DATASET CONTENT ::
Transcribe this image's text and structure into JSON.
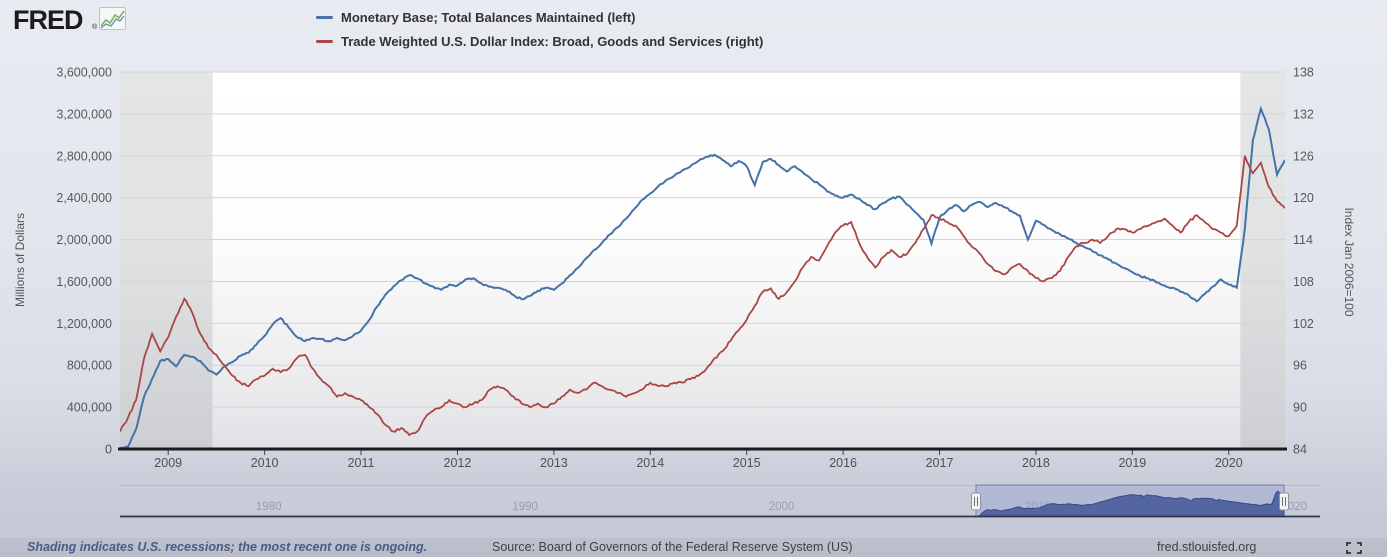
{
  "header": {
    "logo_text": "FRED",
    "legend": [
      {
        "label": "Monetary Base; Total Balances Maintained (left)",
        "color": "#4572a7"
      },
      {
        "label": "Trade Weighted U.S. Dollar Index: Broad, Goods and Services (right)",
        "color": "#aa4643"
      }
    ]
  },
  "footer": {
    "recession_note": "Shading indicates U.S. recessions; the most recent one is ongoing.",
    "source": "Source: Board of Governors of the Federal Reserve System (US)",
    "site": "fred.stlouisfed.org"
  },
  "chart_data": {
    "type": "line",
    "left_axis": {
      "title": "Millions of Dollars",
      "ticks": [
        "3,600,000",
        "3,200,000",
        "2,800,000",
        "2,400,000",
        "2,000,000",
        "1,600,000",
        "1,200,000",
        "800,000",
        "400,000",
        "0"
      ],
      "range": [
        0,
        3600000
      ]
    },
    "right_axis": {
      "title": "Index Jan 2006=100",
      "ticks": [
        "138",
        "132",
        "126",
        "120",
        "114",
        "108",
        "102",
        "96",
        "90",
        "84"
      ],
      "range": [
        84,
        138
      ]
    },
    "x_axis": {
      "ticks": [
        2009,
        2010,
        2011,
        2012,
        2013,
        2014,
        2015,
        2016,
        2017,
        2018,
        2019,
        2020
      ]
    },
    "x_range": [
      2008.5,
      2020.5833
    ],
    "grid": true,
    "recession_bands": [
      [
        2008.5,
        2009.46
      ],
      [
        2020.12,
        2020.5833
      ]
    ],
    "series": [
      {
        "name": "Monetary Base; Total Balances Maintained",
        "axis": "left",
        "color": "#4572a7",
        "x_start": 2008.5,
        "x_step_years": 0.0833333,
        "values": [
          12000,
          20000,
          190000,
          500000,
          670000,
          840000,
          860000,
          790000,
          900000,
          880000,
          840000,
          750000,
          710000,
          790000,
          830000,
          890000,
          920000,
          1000000,
          1080000,
          1190000,
          1250000,
          1160000,
          1070000,
          1030000,
          1060000,
          1050000,
          1030000,
          1060000,
          1040000,
          1080000,
          1130000,
          1230000,
          1360000,
          1470000,
          1550000,
          1610000,
          1660000,
          1630000,
          1580000,
          1550000,
          1520000,
          1570000,
          1560000,
          1620000,
          1630000,
          1580000,
          1550000,
          1540000,
          1520000,
          1470000,
          1430000,
          1460000,
          1510000,
          1540000,
          1520000,
          1580000,
          1660000,
          1730000,
          1820000,
          1900000,
          1970000,
          2050000,
          2120000,
          2200000,
          2290000,
          2380000,
          2440000,
          2510000,
          2570000,
          2610000,
          2660000,
          2700000,
          2750000,
          2790000,
          2810000,
          2760000,
          2700000,
          2750000,
          2700000,
          2520000,
          2740000,
          2770000,
          2710000,
          2650000,
          2700000,
          2640000,
          2580000,
          2530000,
          2460000,
          2420000,
          2400000,
          2430000,
          2390000,
          2330000,
          2290000,
          2350000,
          2390000,
          2410000,
          2330000,
          2260000,
          2190000,
          1960000,
          2210000,
          2280000,
          2330000,
          2270000,
          2330000,
          2360000,
          2310000,
          2350000,
          2310000,
          2270000,
          2230000,
          2000000,
          2180000,
          2140000,
          2090000,
          2050000,
          2010000,
          1970000,
          1930000,
          1890000,
          1850000,
          1810000,
          1770000,
          1730000,
          1690000,
          1650000,
          1630000,
          1590000,
          1560000,
          1540000,
          1500000,
          1470000,
          1410000,
          1480000,
          1550000,
          1620000,
          1570000,
          1540000,
          2100000,
          2950000,
          3250000,
          3050000,
          2620000,
          2760000
        ]
      },
      {
        "name": "Trade Weighted U.S. Dollar Index: Broad, Goods and Services",
        "axis": "right",
        "color": "#aa4643",
        "x_start": 2008.5,
        "x_step_years": 0.0833333,
        "values": [
          86.5,
          88.5,
          91,
          97,
          100.5,
          98,
          100,
          103,
          105.5,
          103.5,
          100.5,
          98.5,
          97.5,
          96,
          94.5,
          93.5,
          93,
          94,
          94.5,
          95.5,
          95,
          95.5,
          97,
          97.5,
          95.5,
          94,
          93,
          91.5,
          92,
          91.5,
          91,
          90,
          89,
          87.5,
          86.5,
          87,
          86,
          86.5,
          88.5,
          89.5,
          90,
          91,
          90.5,
          90,
          90.5,
          91,
          92.5,
          93,
          92.5,
          91.5,
          90.5,
          90,
          90.5,
          90,
          90.5,
          91.5,
          92.5,
          92,
          92.5,
          93.5,
          93,
          92.5,
          92,
          91.5,
          92,
          92.5,
          93.5,
          93,
          93,
          93.5,
          93.5,
          94,
          94.5,
          95.5,
          97,
          98,
          99.5,
          101,
          102.5,
          104.5,
          106.5,
          107,
          105.5,
          106.5,
          108,
          110,
          111.5,
          111,
          113,
          115,
          116,
          116.5,
          113.5,
          111.5,
          110,
          111.5,
          112.5,
          111.5,
          112,
          113.5,
          115.5,
          117.5,
          117,
          116.5,
          116,
          114.5,
          113,
          112,
          110.5,
          109.5,
          109,
          110,
          110.5,
          109.5,
          108.5,
          108,
          108.5,
          109.5,
          111.5,
          113,
          113.5,
          114,
          113.5,
          114.5,
          115.5,
          115.5,
          115,
          115.5,
          116,
          116.5,
          117,
          116,
          115,
          116.5,
          117.5,
          116.5,
          115.5,
          115,
          114.5,
          116,
          126,
          123.5,
          125,
          121.5,
          119.5,
          118.5
        ]
      }
    ],
    "navigator": {
      "ticks": [
        "1980",
        "1990",
        "2000",
        "2010",
        "2020"
      ],
      "tick_years": [
        1980,
        1990,
        2000,
        2010,
        2020
      ],
      "x_range": [
        1974.2,
        2021.0
      ],
      "selection_years": [
        2008.5,
        2020.5833
      ],
      "prefix_series": [
        [
          1974.2,
          10000
        ],
        [
          1985,
          14000
        ],
        [
          1995,
          18000
        ],
        [
          2004,
          14000
        ],
        [
          2008.42,
          12000
        ]
      ]
    }
  }
}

EXERCISE DESCRIPTION :: From the material above, reproduce everything verbatim except the pictures.

ANSWER IN FULL ::
Transcribe this image's text and structure into JSON.
{
  "header": {
    "logo_text": "FRED",
    "legend": [
      {
        "label": "Monetary Base; Total Balances Maintained (left)",
        "color": "#4572a7"
      },
      {
        "label": "Trade Weighted U.S. Dollar Index: Broad, Goods and Services (right)",
        "color": "#aa4643"
      }
    ]
  },
  "footer": {
    "recession_note": "Shading indicates U.S. recessions; the most recent one is ongoing.",
    "source": "Source: Board of Governors of the Federal Reserve System (US)",
    "site": "fred.stlouisfed.org"
  },
  "chart_data": {
    "type": "line",
    "left_axis": {
      "title": "Millions of Dollars",
      "ticks": [
        "3,600,000",
        "3,200,000",
        "2,800,000",
        "2,400,000",
        "2,000,000",
        "1,600,000",
        "1,200,000",
        "800,000",
        "400,000",
        "0"
      ],
      "range": [
        0,
        3600000
      ]
    },
    "right_axis": {
      "title": "Index Jan 2006=100",
      "ticks": [
        "138",
        "132",
        "126",
        "120",
        "114",
        "108",
        "102",
        "96",
        "90",
        "84"
      ],
      "range": [
        84,
        138
      ]
    },
    "x_axis": {
      "ticks": [
        2009,
        2010,
        2011,
        2012,
        2013,
        2014,
        2015,
        2016,
        2017,
        2018,
        2019,
        2020
      ]
    },
    "x_range": [
      2008.5,
      2020.5833
    ],
    "grid": true,
    "recession_bands": [
      [
        2008.5,
        2009.46
      ],
      [
        2020.12,
        2020.5833
      ]
    ],
    "series": [
      {
        "name": "Monetary Base; Total Balances Maintained",
        "axis": "left",
        "color": "#4572a7",
        "x_start": 2008.5,
        "x_step_years": 0.0833333,
        "values": [
          12000,
          20000,
          190000,
          500000,
          670000,
          840000,
          860000,
          790000,
          900000,
          880000,
          840000,
          750000,
          710000,
          790000,
          830000,
          890000,
          920000,
          1000000,
          1080000,
          1190000,
          1250000,
          1160000,
          1070000,
          1030000,
          1060000,
          1050000,
          1030000,
          1060000,
          1040000,
          1080000,
          1130000,
          1230000,
          1360000,
          1470000,
          1550000,
          1610000,
          1660000,
          1630000,
          1580000,
          1550000,
          1520000,
          1570000,
          1560000,
          1620000,
          1630000,
          1580000,
          1550000,
          1540000,
          1520000,
          1470000,
          1430000,
          1460000,
          1510000,
          1540000,
          1520000,
          1580000,
          1660000,
          1730000,
          1820000,
          1900000,
          1970000,
          2050000,
          2120000,
          2200000,
          2290000,
          2380000,
          2440000,
          2510000,
          2570000,
          2610000,
          2660000,
          2700000,
          2750000,
          2790000,
          2810000,
          2760000,
          2700000,
          2750000,
          2700000,
          2520000,
          2740000,
          2770000,
          2710000,
          2650000,
          2700000,
          2640000,
          2580000,
          2530000,
          2460000,
          2420000,
          2400000,
          2430000,
          2390000,
          2330000,
          2290000,
          2350000,
          2390000,
          2410000,
          2330000,
          2260000,
          2190000,
          1960000,
          2210000,
          2280000,
          2330000,
          2270000,
          2330000,
          2360000,
          2310000,
          2350000,
          2310000,
          2270000,
          2230000,
          2000000,
          2180000,
          2140000,
          2090000,
          2050000,
          2010000,
          1970000,
          1930000,
          1890000,
          1850000,
          1810000,
          1770000,
          1730000,
          1690000,
          1650000,
          1630000,
          1590000,
          1560000,
          1540000,
          1500000,
          1470000,
          1410000,
          1480000,
          1550000,
          1620000,
          1570000,
          1540000,
          2100000,
          2950000,
          3250000,
          3050000,
          2620000,
          2760000
        ]
      },
      {
        "name": "Trade Weighted U.S. Dollar Index: Broad, Goods and Services",
        "axis": "right",
        "color": "#aa4643",
        "x_start": 2008.5,
        "x_step_years": 0.0833333,
        "values": [
          86.5,
          88.5,
          91,
          97,
          100.5,
          98,
          100,
          103,
          105.5,
          103.5,
          100.5,
          98.5,
          97.5,
          96,
          94.5,
          93.5,
          93,
          94,
          94.5,
          95.5,
          95,
          95.5,
          97,
          97.5,
          95.5,
          94,
          93,
          91.5,
          92,
          91.5,
          91,
          90,
          89,
          87.5,
          86.5,
          87,
          86,
          86.5,
          88.5,
          89.5,
          90,
          91,
          90.5,
          90,
          90.5,
          91,
          92.5,
          93,
          92.5,
          91.5,
          90.5,
          90,
          90.5,
          90,
          90.5,
          91.5,
          92.5,
          92,
          92.5,
          93.5,
          93,
          92.5,
          92,
          91.5,
          92,
          92.5,
          93.5,
          93,
          93,
          93.5,
          93.5,
          94,
          94.5,
          95.5,
          97,
          98,
          99.5,
          101,
          102.5,
          104.5,
          106.5,
          107,
          105.5,
          106.5,
          108,
          110,
          111.5,
          111,
          113,
          115,
          116,
          116.5,
          113.5,
          111.5,
          110,
          111.5,
          112.5,
          111.5,
          112,
          113.5,
          115.5,
          117.5,
          117,
          116.5,
          116,
          114.5,
          113,
          112,
          110.5,
          109.5,
          109,
          110,
          110.5,
          109.5,
          108.5,
          108,
          108.5,
          109.5,
          111.5,
          113,
          113.5,
          114,
          113.5,
          114.5,
          115.5,
          115.5,
          115,
          115.5,
          116,
          116.5,
          117,
          116,
          115,
          116.5,
          117.5,
          116.5,
          115.5,
          115,
          114.5,
          116,
          126,
          123.5,
          125,
          121.5,
          119.5,
          118.5
        ]
      }
    ],
    "navigator": {
      "ticks": [
        "1980",
        "1990",
        "2000",
        "2010",
        "2020"
      ],
      "tick_years": [
        1980,
        1990,
        2000,
        2010,
        2020
      ],
      "x_range": [
        1974.2,
        2021.0
      ],
      "selection_years": [
        2008.5,
        2020.5833
      ],
      "prefix_series": [
        [
          1974.2,
          10000
        ],
        [
          1985,
          14000
        ],
        [
          1995,
          18000
        ],
        [
          2004,
          14000
        ],
        [
          2008.42,
          12000
        ]
      ]
    }
  }
}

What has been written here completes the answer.